Dataset items:

***

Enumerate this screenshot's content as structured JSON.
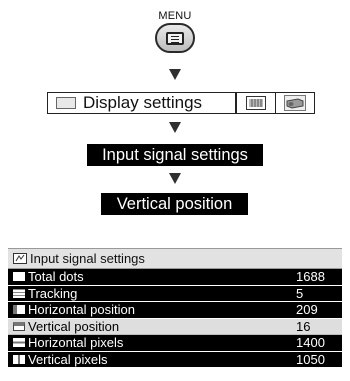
{
  "menu": {
    "label": "MENU",
    "button_icon": "menu-list-icon"
  },
  "flow": {
    "display_settings": {
      "label": "Display settings",
      "icon": "display-icon",
      "tab_icons": [
        "image-tab-icon",
        "projector-tab-icon"
      ]
    },
    "input_signal_settings": "Input signal settings",
    "vertical_position": "Vertical position"
  },
  "panel": {
    "title": "Input signal settings",
    "rows": [
      {
        "name": "Total dots",
        "value": "1688",
        "selected": false
      },
      {
        "name": "Tracking",
        "value": "5",
        "selected": false
      },
      {
        "name": "Horizontal position",
        "value": "209",
        "selected": false
      },
      {
        "name": "Vertical position",
        "value": "16",
        "selected": true
      },
      {
        "name": "Horizontal pixels",
        "value": "1400",
        "selected": false
      },
      {
        "name": "Vertical pixels",
        "value": "1050",
        "selected": false
      }
    ]
  },
  "colors": {
    "highlight": "#dedede",
    "dark_row": "#000000",
    "panel_header": "#e2e2e2"
  }
}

***

## Task instructions
Identify the lines in the records above that contain the word "name", then state how many there are and nothing more.

## Solved exercise
6